# [Your instructions]
Transcribe the full listing exactly, and drop every picture.

____ Available data

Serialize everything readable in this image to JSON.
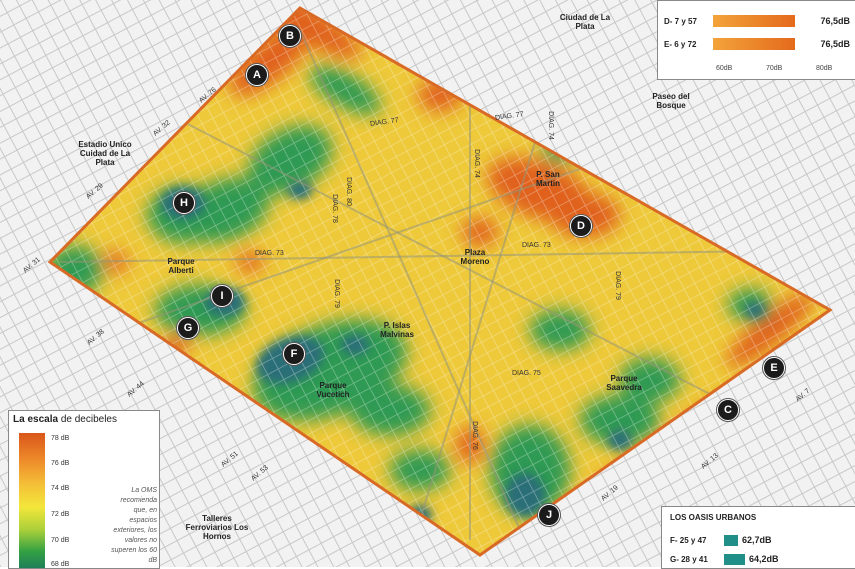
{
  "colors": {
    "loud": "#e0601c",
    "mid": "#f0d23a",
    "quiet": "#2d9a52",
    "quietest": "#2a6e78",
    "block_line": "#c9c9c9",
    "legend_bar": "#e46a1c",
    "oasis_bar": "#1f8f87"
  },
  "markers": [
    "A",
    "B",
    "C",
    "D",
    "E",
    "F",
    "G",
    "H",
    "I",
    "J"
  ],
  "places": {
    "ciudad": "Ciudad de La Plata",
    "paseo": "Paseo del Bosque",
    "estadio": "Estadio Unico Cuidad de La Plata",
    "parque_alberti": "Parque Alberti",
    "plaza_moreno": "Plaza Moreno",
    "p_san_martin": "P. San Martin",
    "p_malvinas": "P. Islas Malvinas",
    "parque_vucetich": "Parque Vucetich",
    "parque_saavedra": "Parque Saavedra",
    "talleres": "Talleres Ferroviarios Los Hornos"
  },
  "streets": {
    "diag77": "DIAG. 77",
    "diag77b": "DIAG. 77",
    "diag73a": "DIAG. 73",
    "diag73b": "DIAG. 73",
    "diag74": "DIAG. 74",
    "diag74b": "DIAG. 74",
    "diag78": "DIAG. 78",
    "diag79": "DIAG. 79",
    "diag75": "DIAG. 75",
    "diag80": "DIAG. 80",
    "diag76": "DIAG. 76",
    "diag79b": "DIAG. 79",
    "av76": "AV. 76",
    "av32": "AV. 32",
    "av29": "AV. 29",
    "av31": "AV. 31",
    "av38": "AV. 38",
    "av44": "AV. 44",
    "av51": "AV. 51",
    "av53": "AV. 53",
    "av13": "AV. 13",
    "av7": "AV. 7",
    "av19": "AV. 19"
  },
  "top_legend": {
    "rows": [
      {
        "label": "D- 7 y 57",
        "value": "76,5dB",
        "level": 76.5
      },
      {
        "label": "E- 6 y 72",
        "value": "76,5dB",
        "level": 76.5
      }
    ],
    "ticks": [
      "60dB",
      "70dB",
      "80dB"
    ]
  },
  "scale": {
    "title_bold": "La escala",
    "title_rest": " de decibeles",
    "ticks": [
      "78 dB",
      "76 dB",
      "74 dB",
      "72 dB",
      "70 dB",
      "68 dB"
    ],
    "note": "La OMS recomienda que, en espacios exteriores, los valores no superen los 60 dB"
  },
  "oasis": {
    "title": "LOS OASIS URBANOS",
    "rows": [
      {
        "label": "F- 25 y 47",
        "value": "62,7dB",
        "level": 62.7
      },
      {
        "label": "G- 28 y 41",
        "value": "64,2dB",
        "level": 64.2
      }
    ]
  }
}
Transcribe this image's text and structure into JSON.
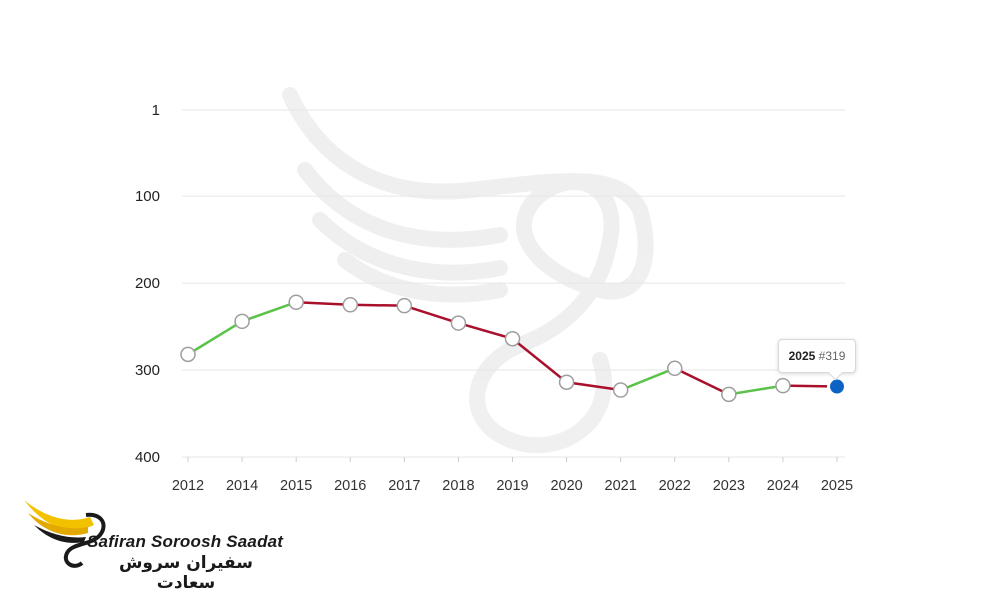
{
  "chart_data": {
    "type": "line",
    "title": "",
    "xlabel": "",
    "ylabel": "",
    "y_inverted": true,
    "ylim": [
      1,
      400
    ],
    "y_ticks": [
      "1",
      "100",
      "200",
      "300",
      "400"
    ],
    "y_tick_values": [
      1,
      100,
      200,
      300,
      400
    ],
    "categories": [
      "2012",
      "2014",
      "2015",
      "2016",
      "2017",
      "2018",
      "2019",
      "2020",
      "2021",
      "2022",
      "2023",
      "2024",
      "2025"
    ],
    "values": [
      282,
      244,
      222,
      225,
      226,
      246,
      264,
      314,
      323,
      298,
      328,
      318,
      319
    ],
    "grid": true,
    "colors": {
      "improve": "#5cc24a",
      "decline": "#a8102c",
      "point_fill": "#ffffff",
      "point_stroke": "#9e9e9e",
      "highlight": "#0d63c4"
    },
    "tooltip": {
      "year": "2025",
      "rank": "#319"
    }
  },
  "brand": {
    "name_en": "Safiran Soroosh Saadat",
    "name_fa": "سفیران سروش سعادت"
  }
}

________

# [The result]
Serialize everything readable in this image to JSON.
{
  "colors": {
    "loud": "#e0601c",
    "mid": "#f0d23a",
    "quiet": "#2d9a52",
    "quietest": "#2a6e78",
    "block_line": "#c9c9c9",
    "legend_bar": "#e46a1c",
    "oasis_bar": "#1f8f87"
  },
  "markers": [
    "A",
    "B",
    "C",
    "D",
    "E",
    "F",
    "G",
    "H",
    "I",
    "J"
  ],
  "places": {
    "ciudad": "Ciudad de La Plata",
    "paseo": "Paseo del Bosque",
    "estadio": "Estadio Unico Cuidad de La Plata",
    "parque_alberti": "Parque Alberti",
    "plaza_moreno": "Plaza Moreno",
    "p_san_martin": "P. San Martin",
    "p_malvinas": "P. Islas Malvinas",
    "parque_vucetich": "Parque Vucetich",
    "parque_saavedra": "Parque Saavedra",
    "talleres": "Talleres Ferroviarios Los Hornos"
  },
  "streets": {
    "diag77": "DIAG. 77",
    "diag77b": "DIAG. 77",
    "diag73a": "DIAG. 73",
    "diag73b": "DIAG. 73",
    "diag74": "DIAG. 74",
    "diag74b": "DIAG. 74",
    "diag78": "DIAG. 78",
    "diag79": "DIAG. 79",
    "diag75": "DIAG. 75",
    "diag80": "DIAG. 80",
    "diag76": "DIAG. 76",
    "diag79b": "DIAG. 79",
    "av76": "AV. 76",
    "av32": "AV. 32",
    "av29": "AV. 29",
    "av31": "AV. 31",
    "av38": "AV. 38",
    "av44": "AV. 44",
    "av51": "AV. 51",
    "av53": "AV. 53",
    "av13": "AV. 13",
    "av7": "AV. 7",
    "av19": "AV. 19"
  },
  "top_legend": {
    "rows": [
      {
        "label": "D- 7 y 57",
        "value": "76,5dB",
        "level": 76.5
      },
      {
        "label": "E- 6 y 72",
        "value": "76,5dB",
        "level": 76.5
      }
    ],
    "ticks": [
      "60dB",
      "70dB",
      "80dB"
    ]
  },
  "scale": {
    "title_bold": "La escala",
    "title_rest": " de decibeles",
    "ticks": [
      "78 dB",
      "76 dB",
      "74 dB",
      "72 dB",
      "70 dB",
      "68 dB"
    ],
    "note": "La OMS recomienda que, en espacios exteriores, los valores no superen los 60 dB"
  },
  "oasis": {
    "title": "LOS OASIS URBANOS",
    "rows": [
      {
        "label": "F- 25 y 47",
        "value": "62,7dB",
        "level": 62.7
      },
      {
        "label": "G- 28 y 41",
        "value": "64,2dB",
        "level": 64.2
      }
    ]
  }
}
Transcribe this image's text and structure into JSON.
{
  "chart_data": {
    "type": "line",
    "title": "",
    "xlabel": "",
    "ylabel": "",
    "y_inverted": true,
    "ylim": [
      1,
      400
    ],
    "y_ticks": [
      "1",
      "100",
      "200",
      "300",
      "400"
    ],
    "y_tick_values": [
      1,
      100,
      200,
      300,
      400
    ],
    "categories": [
      "2012",
      "2014",
      "2015",
      "2016",
      "2017",
      "2018",
      "2019",
      "2020",
      "2021",
      "2022",
      "2023",
      "2024",
      "2025"
    ],
    "values": [
      282,
      244,
      222,
      225,
      226,
      246,
      264,
      314,
      323,
      298,
      328,
      318,
      319
    ],
    "grid": true,
    "colors": {
      "improve": "#5cc24a",
      "decline": "#a8102c",
      "point_fill": "#ffffff",
      "point_stroke": "#9e9e9e",
      "highlight": "#0d63c4"
    },
    "tooltip": {
      "year": "2025",
      "rank": "#319"
    }
  },
  "brand": {
    "name_en": "Safiran Soroosh Saadat",
    "name_fa": "سفیران سروش سعادت"
  }
}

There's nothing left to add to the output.